## What is being asked
Gather up every line from the entries below that uses the word "text".
____________________
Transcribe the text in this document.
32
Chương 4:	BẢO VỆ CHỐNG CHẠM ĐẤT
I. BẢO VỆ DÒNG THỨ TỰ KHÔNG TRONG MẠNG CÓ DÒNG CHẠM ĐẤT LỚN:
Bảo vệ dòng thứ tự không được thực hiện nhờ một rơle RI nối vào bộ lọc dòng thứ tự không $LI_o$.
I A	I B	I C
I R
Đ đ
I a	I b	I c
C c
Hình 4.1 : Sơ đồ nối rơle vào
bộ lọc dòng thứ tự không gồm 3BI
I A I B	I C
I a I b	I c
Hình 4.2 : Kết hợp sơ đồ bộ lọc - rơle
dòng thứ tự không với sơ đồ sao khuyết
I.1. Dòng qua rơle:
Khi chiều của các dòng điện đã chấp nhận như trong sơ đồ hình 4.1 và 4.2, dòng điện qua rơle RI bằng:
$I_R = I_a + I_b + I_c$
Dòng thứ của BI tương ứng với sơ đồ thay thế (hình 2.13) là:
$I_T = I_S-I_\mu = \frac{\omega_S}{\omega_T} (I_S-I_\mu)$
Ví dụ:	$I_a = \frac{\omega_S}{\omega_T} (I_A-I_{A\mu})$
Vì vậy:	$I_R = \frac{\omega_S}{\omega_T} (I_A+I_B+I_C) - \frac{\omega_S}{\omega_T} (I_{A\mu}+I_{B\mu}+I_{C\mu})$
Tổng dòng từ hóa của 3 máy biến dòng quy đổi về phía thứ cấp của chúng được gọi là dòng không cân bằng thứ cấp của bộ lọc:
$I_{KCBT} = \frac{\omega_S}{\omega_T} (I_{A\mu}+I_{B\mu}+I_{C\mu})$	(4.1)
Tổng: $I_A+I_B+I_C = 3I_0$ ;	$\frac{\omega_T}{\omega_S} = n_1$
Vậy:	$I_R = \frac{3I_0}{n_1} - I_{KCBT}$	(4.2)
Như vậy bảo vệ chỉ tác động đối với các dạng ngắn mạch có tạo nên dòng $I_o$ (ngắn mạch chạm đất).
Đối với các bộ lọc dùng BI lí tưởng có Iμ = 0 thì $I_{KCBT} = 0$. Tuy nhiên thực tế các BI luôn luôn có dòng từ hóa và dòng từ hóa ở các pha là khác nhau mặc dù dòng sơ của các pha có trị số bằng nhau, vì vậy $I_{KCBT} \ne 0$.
____________________
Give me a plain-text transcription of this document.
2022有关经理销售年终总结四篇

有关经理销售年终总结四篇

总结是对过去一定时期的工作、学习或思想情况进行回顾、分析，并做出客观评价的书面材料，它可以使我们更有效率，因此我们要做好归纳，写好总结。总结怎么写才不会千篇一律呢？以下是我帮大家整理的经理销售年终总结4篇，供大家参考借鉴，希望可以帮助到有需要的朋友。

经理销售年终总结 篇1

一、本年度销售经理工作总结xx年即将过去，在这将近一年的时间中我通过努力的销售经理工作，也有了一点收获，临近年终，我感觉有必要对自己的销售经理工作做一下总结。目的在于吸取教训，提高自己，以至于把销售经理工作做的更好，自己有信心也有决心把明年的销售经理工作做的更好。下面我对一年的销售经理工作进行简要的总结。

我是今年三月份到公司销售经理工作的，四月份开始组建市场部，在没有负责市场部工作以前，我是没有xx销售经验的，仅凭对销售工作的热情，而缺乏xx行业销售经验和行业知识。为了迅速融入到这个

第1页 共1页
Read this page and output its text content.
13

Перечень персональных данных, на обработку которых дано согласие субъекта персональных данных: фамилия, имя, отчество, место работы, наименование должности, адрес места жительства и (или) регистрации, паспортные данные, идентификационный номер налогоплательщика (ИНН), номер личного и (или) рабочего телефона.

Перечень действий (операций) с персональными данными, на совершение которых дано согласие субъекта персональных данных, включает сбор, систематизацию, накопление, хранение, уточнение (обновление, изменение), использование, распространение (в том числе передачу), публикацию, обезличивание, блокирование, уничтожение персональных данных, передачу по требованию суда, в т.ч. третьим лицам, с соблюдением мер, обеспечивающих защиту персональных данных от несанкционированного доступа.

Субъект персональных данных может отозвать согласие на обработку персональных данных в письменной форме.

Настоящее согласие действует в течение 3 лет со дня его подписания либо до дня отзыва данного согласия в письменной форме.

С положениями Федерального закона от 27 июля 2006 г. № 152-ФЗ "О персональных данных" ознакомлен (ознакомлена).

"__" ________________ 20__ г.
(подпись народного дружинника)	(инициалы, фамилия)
____________________
## Response
Transcribe the text in this document.
Give me a plain-text transcription of this document.
Read this page and output its text content.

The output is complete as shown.